**GIVEN EXERCISE**
All of the data needs to be repeated exactly.

**Dataset rows**
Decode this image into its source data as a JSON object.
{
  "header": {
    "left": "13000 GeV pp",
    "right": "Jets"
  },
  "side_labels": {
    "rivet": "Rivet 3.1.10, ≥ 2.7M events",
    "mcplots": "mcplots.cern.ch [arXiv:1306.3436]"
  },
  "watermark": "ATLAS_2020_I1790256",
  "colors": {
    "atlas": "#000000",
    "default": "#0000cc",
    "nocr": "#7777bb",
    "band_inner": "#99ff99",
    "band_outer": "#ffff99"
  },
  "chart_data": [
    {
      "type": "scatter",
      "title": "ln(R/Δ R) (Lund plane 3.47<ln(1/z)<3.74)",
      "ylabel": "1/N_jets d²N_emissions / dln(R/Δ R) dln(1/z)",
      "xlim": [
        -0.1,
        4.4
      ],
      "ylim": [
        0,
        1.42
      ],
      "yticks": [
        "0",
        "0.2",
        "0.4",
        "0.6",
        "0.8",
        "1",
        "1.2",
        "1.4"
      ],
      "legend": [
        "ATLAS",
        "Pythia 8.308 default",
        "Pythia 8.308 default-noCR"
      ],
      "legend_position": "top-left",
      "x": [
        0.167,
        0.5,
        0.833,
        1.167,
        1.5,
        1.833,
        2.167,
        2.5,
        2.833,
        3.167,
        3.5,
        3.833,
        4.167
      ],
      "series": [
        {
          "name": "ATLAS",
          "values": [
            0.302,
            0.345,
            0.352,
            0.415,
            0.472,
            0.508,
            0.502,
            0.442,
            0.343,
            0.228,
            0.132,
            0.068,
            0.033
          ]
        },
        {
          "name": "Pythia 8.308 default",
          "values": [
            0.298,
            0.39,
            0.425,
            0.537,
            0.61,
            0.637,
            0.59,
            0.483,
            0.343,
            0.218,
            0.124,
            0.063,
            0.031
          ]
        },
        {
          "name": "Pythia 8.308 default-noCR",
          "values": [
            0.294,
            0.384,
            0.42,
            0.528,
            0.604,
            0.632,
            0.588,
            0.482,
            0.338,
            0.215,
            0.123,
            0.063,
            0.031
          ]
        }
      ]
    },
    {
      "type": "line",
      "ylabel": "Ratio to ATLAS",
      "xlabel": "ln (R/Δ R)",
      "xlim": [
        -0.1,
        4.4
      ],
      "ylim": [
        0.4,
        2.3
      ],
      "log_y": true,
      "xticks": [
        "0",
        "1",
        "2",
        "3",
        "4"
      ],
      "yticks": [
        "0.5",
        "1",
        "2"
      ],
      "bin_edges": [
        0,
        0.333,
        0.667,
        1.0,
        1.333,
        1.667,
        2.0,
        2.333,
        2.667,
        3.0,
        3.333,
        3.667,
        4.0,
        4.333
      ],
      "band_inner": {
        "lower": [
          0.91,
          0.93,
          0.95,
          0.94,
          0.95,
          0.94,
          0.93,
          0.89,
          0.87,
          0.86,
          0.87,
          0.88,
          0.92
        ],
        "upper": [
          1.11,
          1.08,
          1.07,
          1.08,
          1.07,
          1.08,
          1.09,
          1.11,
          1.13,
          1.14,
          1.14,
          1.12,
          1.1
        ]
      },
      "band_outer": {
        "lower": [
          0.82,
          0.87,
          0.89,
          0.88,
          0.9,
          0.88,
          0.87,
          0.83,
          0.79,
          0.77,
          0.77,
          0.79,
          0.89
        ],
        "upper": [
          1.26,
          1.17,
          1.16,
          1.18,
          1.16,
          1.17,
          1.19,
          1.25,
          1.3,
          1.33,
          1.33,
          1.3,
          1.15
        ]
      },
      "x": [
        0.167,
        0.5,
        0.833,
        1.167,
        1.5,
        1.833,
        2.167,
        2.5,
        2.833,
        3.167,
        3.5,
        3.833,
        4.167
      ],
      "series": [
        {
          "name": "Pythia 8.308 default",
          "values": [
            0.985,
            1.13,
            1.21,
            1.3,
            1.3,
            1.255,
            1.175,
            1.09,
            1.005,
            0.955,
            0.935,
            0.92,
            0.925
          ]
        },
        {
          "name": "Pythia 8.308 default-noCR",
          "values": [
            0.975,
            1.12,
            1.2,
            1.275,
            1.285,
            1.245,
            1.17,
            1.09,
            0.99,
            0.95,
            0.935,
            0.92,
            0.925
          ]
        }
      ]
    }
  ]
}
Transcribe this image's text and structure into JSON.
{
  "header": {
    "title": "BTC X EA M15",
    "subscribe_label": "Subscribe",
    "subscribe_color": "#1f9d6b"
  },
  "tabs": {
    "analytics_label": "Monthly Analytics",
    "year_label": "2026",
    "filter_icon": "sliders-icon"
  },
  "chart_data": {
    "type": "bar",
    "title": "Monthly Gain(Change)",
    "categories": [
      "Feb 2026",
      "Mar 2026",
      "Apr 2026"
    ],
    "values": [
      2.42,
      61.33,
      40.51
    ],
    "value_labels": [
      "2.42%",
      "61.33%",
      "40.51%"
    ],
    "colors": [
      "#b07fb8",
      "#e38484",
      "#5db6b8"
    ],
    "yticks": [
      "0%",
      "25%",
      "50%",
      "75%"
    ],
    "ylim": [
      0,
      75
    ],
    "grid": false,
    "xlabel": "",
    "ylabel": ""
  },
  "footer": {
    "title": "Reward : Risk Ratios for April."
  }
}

**FINISHED EXERCISE**
Decode this image into its source data as a JSON object.
{
  "header": {
    "left": "13000 GeV pp",
    "right": "Jets"
  },
  "side_labels": {
    "rivet": "Rivet 3.1.10, ≥ 2.7M events",
    "mcplots": "mcplots.cern.ch [arXiv:1306.3436]"
  },
  "watermark": "ATLAS_2020_I1790256",
  "colors": {
    "atlas": "#000000",
    "default": "#0000cc",
    "nocr": "#7777bb",
    "band_inner": "#99ff99",
    "band_outer": "#ffff99"
  },
  "chart_data": [
    {
      "type": "scatter",
      "title": "ln(R/Δ R) (Lund plane 3.47<ln(1/z)<3.74)",
      "ylabel": "1/N_jets d²N_emissions / dln(R/Δ R) dln(1/z)",
      "xlim": [
        -0.1,
        4.4
      ],
      "ylim": [
        0,
        1.42
      ],
      "yticks": [
        "0",
        "0.2",
        "0.4",
        "0.6",
        "0.8",
        "1",
        "1.2",
        "1.4"
      ],
      "legend": [
        "ATLAS",
        "Pythia 8.308 default",
        "Pythia 8.308 default-noCR"
      ],
      "legend_position": "top-left",
      "x": [
        0.167,
        0.5,
        0.833,
        1.167,
        1.5,
        1.833,
        2.167,
        2.5,
        2.833,
        3.167,
        3.5,
        3.833,
        4.167
      ],
      "series": [
        {
          "name": "ATLAS",
          "values": [
            0.302,
            0.345,
            0.352,
            0.415,
            0.472,
            0.508,
            0.502,
            0.442,
            0.343,
            0.228,
            0.132,
            0.068,
            0.033
          ]
        },
        {
          "name": "Pythia 8.308 default",
          "values": [
            0.298,
            0.39,
            0.425,
            0.537,
            0.61,
            0.637,
            0.59,
            0.483,
            0.343,
            0.218,
            0.124,
            0.063,
            0.031
          ]
        },
        {
          "name": "Pythia 8.308 default-noCR",
          "values": [
            0.294,
            0.384,
            0.42,
            0.528,
            0.604,
            0.632,
            0.588,
            0.482,
            0.338,
            0.215,
            0.123,
            0.063,
            0.031
          ]
        }
      ]
    },
    {
      "type": "line",
      "ylabel": "Ratio to ATLAS",
      "xlabel": "ln (R/Δ R)",
      "xlim": [
        -0.1,
        4.4
      ],
      "ylim": [
        0.4,
        2.3
      ],
      "log_y": true,
      "xticks": [
        "0",
        "1",
        "2",
        "3",
        "4"
      ],
      "yticks": [
        "0.5",
        "1",
        "2"
      ],
      "bin_edges": [
        0,
        0.333,
        0.667,
        1.0,
        1.333,
        1.667,
        2.0,
        2.333,
        2.667,
        3.0,
        3.333,
        3.667,
        4.0,
        4.333
      ],
      "band_inner": {
        "lower": [
          0.91,
          0.93,
          0.95,
          0.94,
          0.95,
          0.94,
          0.93,
          0.89,
          0.87,
          0.86,
          0.87,
          0.88,
          0.92
        ],
        "upper": [
          1.11,
          1.08,
          1.07,
          1.08,
          1.07,
          1.08,
          1.09,
          1.11,
          1.13,
          1.14,
          1.14,
          1.12,
          1.1
        ]
      },
      "band_outer": {
        "lower": [
          0.82,
          0.87,
          0.89,
          0.88,
          0.9,
          0.88,
          0.87,
          0.83,
          0.79,
          0.77,
          0.77,
          0.79,
          0.89
        ],
        "upper": [
          1.26,
          1.17,
          1.16,
          1.18,
          1.16,
          1.17,
          1.19,
          1.25,
          1.3,
          1.33,
          1.33,
          1.3,
          1.15
        ]
      },
      "x": [
        0.167,
        0.5,
        0.833,
        1.167,
        1.5,
        1.833,
        2.167,
        2.5,
        2.833,
        3.167,
        3.5,
        3.833,
        4.167
      ],
      "series": [
        {
          "name": "Pythia 8.308 default",
          "values": [
            0.985,
            1.13,
            1.21,
            1.3,
            1.3,
            1.255,
            1.175,
            1.09,
            1.005,
            0.955,
            0.935,
            0.92,
            0.925
          ]
        },
        {
          "name": "Pythia 8.308 default-noCR",
          "values": [
            0.975,
            1.12,
            1.2,
            1.275,
            1.285,
            1.245,
            1.17,
            1.09,
            0.99,
            0.95,
            0.935,
            0.92,
            0.925
          ]
        }
      ]
    }
  ]
}
Transcribe this image's text and structure into JSON.
{
  "header": {
    "title": "BTC X EA M15",
    "subscribe_label": "Subscribe",
    "subscribe_color": "#1f9d6b"
  },
  "tabs": {
    "analytics_label": "Monthly Analytics",
    "year_label": "2026",
    "filter_icon": "sliders-icon"
  },
  "chart_data": {
    "type": "bar",
    "title": "Monthly Gain(Change)",
    "categories": [
      "Feb 2026",
      "Mar 2026",
      "Apr 2026"
    ],
    "values": [
      2.42,
      61.33,
      40.51
    ],
    "value_labels": [
      "2.42%",
      "61.33%",
      "40.51%"
    ],
    "colors": [
      "#b07fb8",
      "#e38484",
      "#5db6b8"
    ],
    "yticks": [
      "0%",
      "25%",
      "50%",
      "75%"
    ],
    "ylim": [
      0,
      75
    ],
    "grid": false,
    "xlabel": "",
    "ylabel": ""
  },
  "footer": {
    "title": "Reward : Risk Ratios for April."
  }
}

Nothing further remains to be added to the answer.